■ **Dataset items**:
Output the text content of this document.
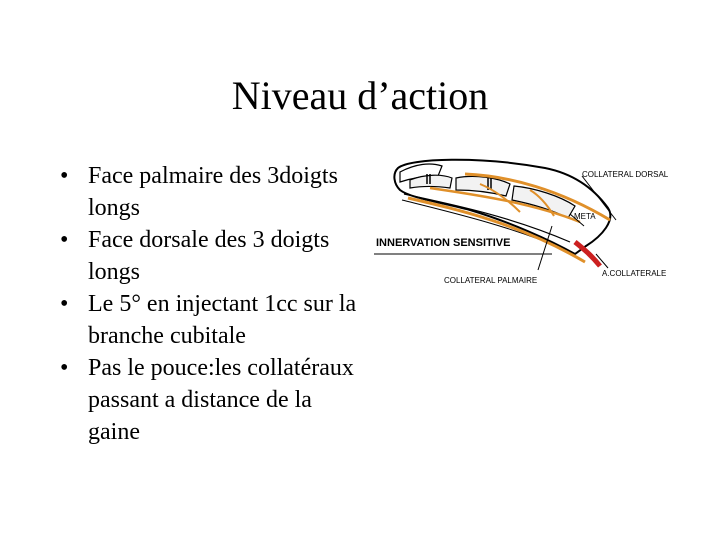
Niveau d’action
• Face palmaire des 3doigts longs
• Face dorsale des 3 doigts longs
• Le 5° en injectant 1cc sur la branche cubitale
• Pas le pouce:les collatéraux passant a distance de la gaine
COLLATERAL DORSAL
META
INNERVATION SENSITIVE
COLLATERAL PALMAIRE
A.COLLATERALE
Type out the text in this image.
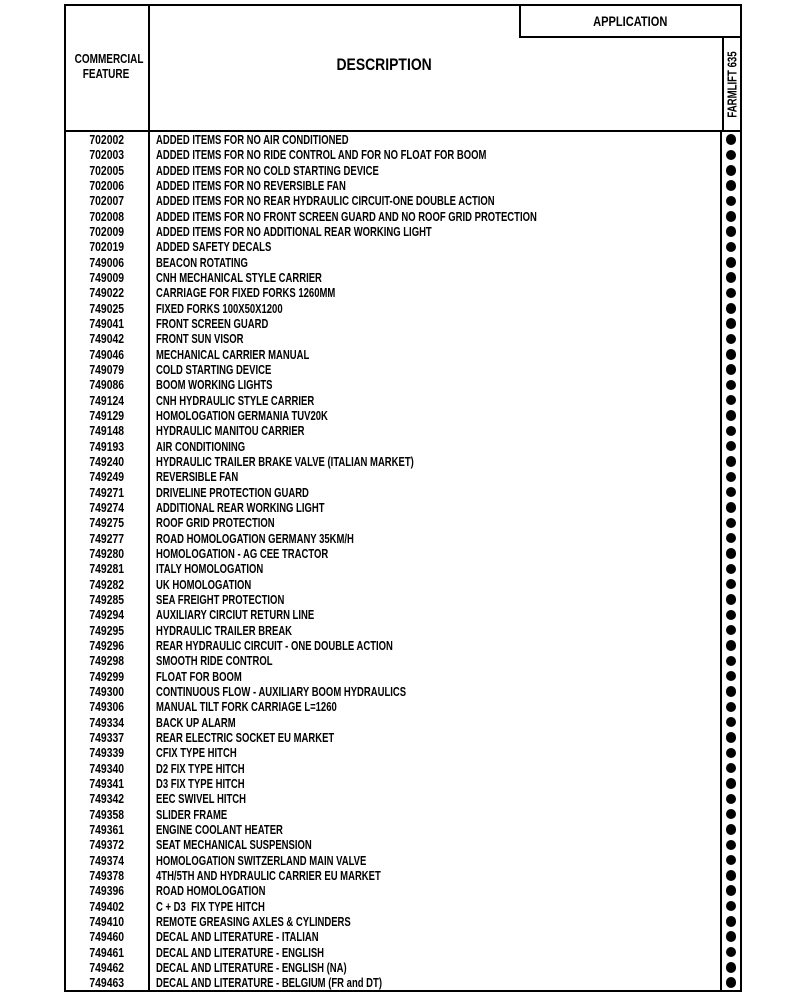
COMMERCIAL
FEATURE	DESCRIPTION
APPLICATION
FARMLIFT 635
702002 ADDED ITEMS FOR NO AIR CONDITIONED
702003 ADDED ITEMS FOR NO RIDE CONTROL AND FOR NO FLOAT FOR BOOM
702005 ADDED ITEMS FOR NO COLD STARTING DEVICE
702006 ADDED ITEMS FOR NO REVERSIBLE FAN
702007 ADDED ITEMS FOR NO REAR HYDRAULIC CIRCUIT-ONE DOUBLE ACTION
702008 ADDED ITEMS FOR NO FRONT SCREEN GUARD AND NO ROOF GRID PROTECTION
702009 ADDED ITEMS FOR NO ADDITIONAL REAR WORKING LIGHT
702019 ADDED SAFETY DECALS
749006 BEACON ROTATING
749009 CNH MECHANICAL STYLE CARRIER
749022 CARRIAGE FOR FIXED FORKS 1260MM
749025 FIXED FORKS 100X50X1200
749041 FRONT SCREEN GUARD
749042 FRONT SUN VISOR
749046 MECHANICAL CARRIER MANUAL
749079 COLD STARTING DEVICE
749086 BOOM WORKING LIGHTS
749124 CNH HYDRAULIC STYLE CARRIER
749129 HOMOLOGATION GERMANIA TUV20K
749148 HYDRAULIC MANITOU CARRIER
749193 AIR CONDITIONING
749240 HYDRAULIC TRAILER BRAKE VALVE (ITALIAN MARKET)
749249 REVERSIBLE FAN
749271 DRIVELINE PROTECTION GUARD
749274 ADDITIONAL REAR WORKING LIGHT
749275 ROOF GRID PROTECTION
749277 ROAD HOMOLOGATION GERMANY 35KM/H
749280 HOMOLOGATION - AG CEE TRACTOR
749281 ITALY HOMOLOGATION
749282 UK HOMOLOGATION
749285 SEA FREIGHT PROTECTION
749294 AUXILIARY CIRCIUT RETURN LINE
749295 HYDRAULIC TRAILER BREAK
749296 REAR HYDRAULIC CIRCUIT - ONE DOUBLE ACTION
749298 SMOOTH RIDE CONTROL
749299 FLOAT FOR BOOM
749300 CONTINUOUS FLOW - AUXILIARY BOOM HYDRAULICS
749306 MANUAL TILT FORK CARRIAGE L=1260
749334 BACK UP ALARM
749337 REAR ELECTRIC SOCKET EU MARKET
749339 CFIX TYPE HITCH
749340 D2 FIX TYPE HITCH
749341 D3 FIX TYPE HITCH
749342 EEC SWIVEL HITCH
749358 SLIDER FRAME
749361 ENGINE COOLANT HEATER
749372 SEAT MECHANICAL SUSPENSION
749374 HOMOLOGATION SWITZERLAND MAIN VALVE
749378 4TH/5TH AND HYDRAULIC CARRIER EU MARKET
749396 ROAD HOMOLOGATION
749402 C + D3  FIX TYPE HITCH
749410 REMOTE GREASING AXLES & CYLINDERS
749460 DECAL AND LITERATURE - ITALIAN
749461 DECAL AND LITERATURE - ENGLISH
749462 DECAL AND LITERATURE - ENGLISH (NA)
749463 DECAL AND LITERATURE - BELGIUM (FR and DT)
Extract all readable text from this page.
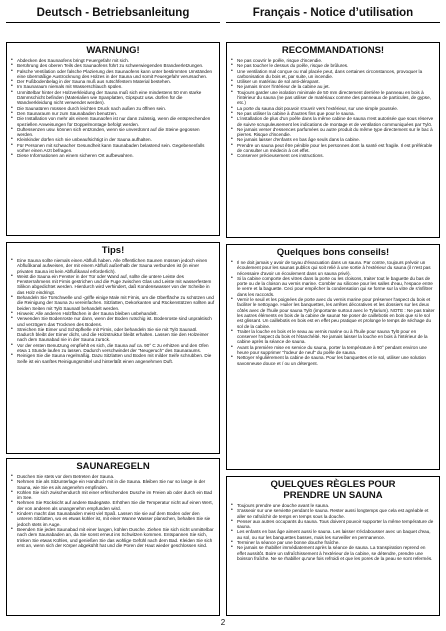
Deutsch - Betriebsanleitung	Français - Notice d’utilisation
WARNUNG!
• Abdecken des Saunaofens bringt Feuergefahr mit sich.
• Berührung des oberen Teils des Saunaofens führt zu schwerwiegenden Brandverletzungen.
• Falsche Ventilation oder falsche Plazierung des Saunaofens kann unter bestimmten Umständen eine übermäßige Austrocknung des Holzes in der Sauna und somit Feuergefahr verursachen.
• Der Fußbodenbelag in der Sauna muß aus rutschfestem Material bestehen.
• Im Saunaraum niemals mit Wasserschlauch spülen.
• Unmittelbar hinter der Holzverkleidung der Sauna muß sich eine mindestens 50 mm starke Dämmschicht befinden (Materialien wie Spanplatten, Gipsputz usw. dürfen für die Wandverkleidung nicht verwendet werden).
• Die Saunatüren müssen durch leichten Druck nach außen zu öffnen sein.
• Den Saunaraum nur zum Saunabaden benutzen.
• Die Installation von mehr als einem Saunaofen ist nur dann zulässig, wenn die entsprechenden speziellen Anweisungen für Doppelmontage befolgt werden.
• Duftessenzen usw. können sich entzünden, wenn sie unverdünnt auf die Steine gegossen werden.
• Kleinkinder dürfen sich nie unbeaufsichtigt in der Sauna aufhalten.
• Für Personen mit schwacher Gesundheit kann Saunabaden belastend sein. Gegebenenfalls vorher einen Arzt befragen.
• Diese Informationen an einem sicheren Ort aufbewahren.
Tips!
• Eine Sauna sollte niemals einen Abfluß haben. Alle öffentlichen Saunen müssen jedoch einen Abflußkanal aufweisen, der mit einem Abfluß außerhalb der Sauna verbunden ist (in einer privaten Sauna ist kein Abflußkanal erforderlich).
• Weist die Sauna ein Fenster in der Tür oder Wand auf, sollte die untere Leiste des Fensterrahmens mit Firnis gestrichen und die Fuge zwischen Glas und Leiste mit wasserfestem Silikon abgedichtet werden. Hierdurch wird verhindert, daß Kondenswasser von der Scheibe in das Holz eindringt.
• Behandeln Sie Türschwelle und -griffe einige Male mit Firnis, um die Oberfläche zu schützen und die Reinigung der Sauna zu vereinfachen. Sitzlatten, Dekorkanten und Rückenstützen sollten auf beiden Seiten mit Tylö Saunaöl behandelt werden.
• Hinweis: Alle anderen Holzflächen in der Sauna bleiben unbehandelt.
• Verwenden Sie Bodenroste nur dann, wenn der Boden rutschig ist. Bodenroste sind unpraktisch und verzögern das Trocknen des Bodens.
• Streichen Sie Eimer und Schöpfkelle mit Firnis, oder behandeln Sie sie mit Tylö Saunaöl. Dadurch bleibt der Eimer dicht, und die Holzstruktur bleibt erhalten. Lassen Sie den Holzeimer nach dem Saunabad nie in der Sauna zurück.
• Vor der ersten Benutzung empfiehlt es sich, die Sauna auf ca. 90° C zu erhitzen und den Ofen etwa 1 Stunde laufen zu lassen. Dadurch verschwindet der "Neugeruch" des Saunaraums.
• Reinigen Sie die Sauna regelmäßig. Dazu Sitzlatten und Boden mit milder Seife schrubben. Die Seife ist ein sanftes Reinigungsmittel und hinterläßt einen angenehmen Duft.
SAUNAREGELN
• Duschen Sie stets vor dem Betreten der Sauna.
• Nehmen Sie als Sitzunterlage ein Handtuch mit in die Sauna. Bleiben Sie nur so lange in der Sauna, wie Sie es als angenehm empfinden.
• Kühlen Sie sich zwischendurch mit einer erfrischenden Dusche im Freien ab oder durch ein Bad im See.
• Nehmen Sie Rücksicht auf andere Badegäste. Erhöhen Sie die Temperatur nicht auf einen Wert, der von anderen als unangenehm empfunden wird.
• Kindern macht das Saunabaden meist viel Spaß. Lassen Sie sie auf dem Boden oder den unteren Sitzlatten, wo es etwas kühler ist, mit einer Wanne Wasser planschen, behalten Sie sie jedoch stets im Auge.
• Beenden Sie jedes Saunabad mit einer langen, kühlen Dusche. Ziehen Sie sich nicht unmittelbar nach dem Saunabaden an, da Sie sonst erneut ins Schwitzen kommen. Entspannen Sie sich, trinken Sie etwas Kühles, und genießen Sie das wohlige Gefühl nach dem Bad. Kleiden Sie sich erst an, wenn sich der Körper abgekühlt hat und die Poren der Haut wieder geschlossen sind.
RECOMMANDATIONS!
• Ne pas couvrir le poêle, risque d'incendie.
• Ne pas toucher le dessus du poêle, risque de brûlures.
• Une ventilation mal conçue ou mal placée peut, dans certaines circonstances, provoquer la carbonisation du bois et, par suite, un incendie.
• Utiliser un matériau de sol anti-dérapant.
• Ne jamais rincer l'intérieur de la cabine au jet.
• Toujours garder une isolation minimale de 50 mm directement derrière le panneau en bois à l'intérieur du sauna (ne pas utiliser de matériaux comme des panneaux de particules, de gypse, etc.)
• La porte du sauna doit pouvoir s'ouvrir vers l'extérieur, sur une simple poussée.
• Ne pas utiliser la cabine à d'autres fins que pour le sauna.
• L'installation de plus d'un poêle dans la même cabine de sauna n'est autorisée que sous réserve de suivre scrupuleusement les indications de montage et de ventilation communiquées par Tylö.
• Ne jamais verser d'essences parfumées ou autre produit du même type directement sur le bac à pierres. Risque d'incendie.
• Ne jamais laisser d'enfants en bas âge seuls dans la cabine.
• Prendre un sauna peut être pénible pour les personnes dont la santé est fragile. Il est préférable de consulter un médecin à cet effet.
• Conserver précieusement ces instructions.
Quelques bons conseils!
• Il ne doit jamais y avoir de tuyau d'évacuation dans un sauna. Par contre, toujours prévoir un écoulement pour les saunas publics qui soit relié à une sortie à l'extérieur du sauna (il n'est pas nécessaire d'avoir un écoulement dans un sauna privé).
• Si la cabine comporte des vitres dans la porte ou les cloisons, traiter tout le baguette du bas de porte ou de la cloison au vernis marine. Combler au silicone pour les salles d'eau, l'espace entre le verre et la baguette. Ceci pour empêcher la condensation qui se forme sur la vitre de s'infiltrer dans les raccords.
• Vernir le seuil et les poignées de porte avec du vernis marine pour préserver l'aspect du bois et faciliter le nettoyage. Huiler les banquettes, les arrêtes décoratives et les dossiers sur les deux côtés avec de l'huile pour sauna Tylö (importante surtout avec le Tylarium). NOTE : Ne pas traiter les autres éléments en bois de la cabine de sauna! Ne poser de caillebotis en bois que si le sol est glissant. Un caillebotis en bois est en effet peu pratique et prolonge le temps de séchage du sol de la cabine.
• Traiter la louche en bois et le seau au vernis marine ou à l'huile pour sauna Tylö pour en conserver l'aspect du bois et l'étanchéité. Ne jamais laisser la louche en bois à l'intérieur de la cabine après la séance de sauna.
• Avant la première mise en service du sauna, porter la température à 90° pendant environ une heure pour supprimer "l'odeur de neuf" du poêle de sauna.
• Nettoyer régulièrement la cabine de sauna. Pour les banquettes et le sol, utiliser une solution savonneuse douce et / ou un détergent.
QUELQUES RÈGLES POUR
PRENDRE UN SAUNA
• Toujours prendre une douche avant le sauna.
• S'asseoir sur une serviette pendant le sauna. Rester aussi longtemps que cela est agréable et aller se rafraîchir de temps en temps sous la douche.
• Penser aux autres occupants du sauna. Tous doivent pouvoir supporter la même température de sauna.
• Les enfants en bas âge aiment aussi le sauna. Les laisser s'éclabousser avec un baquet d'eau, au sol, ou sur les banquettes basses, mais les surveiller en permanence.
• Terminer la séance par une bonne douche fraîche.
• Ne jamais se rhabiller immédiatement après la séance de sauna. La transpiration reprend en effet aussitôt. Boire un rafraîchissement à l'extérieur de la cabine, se détendre, prendre une boisson fraîche. Ne se rhabiller qu'une fois refroidi et que les pores de la peau se sont refermés.
2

■ **Stated task**:
Pull out every line of the entries that includes the word "CONTROL".

■ **The answer**:
702003 ADDED ITEMS FOR NO RIDE CONTROL AND FOR NO FLOAT FOR BOOM
749298 SMOOTH RIDE CONTROL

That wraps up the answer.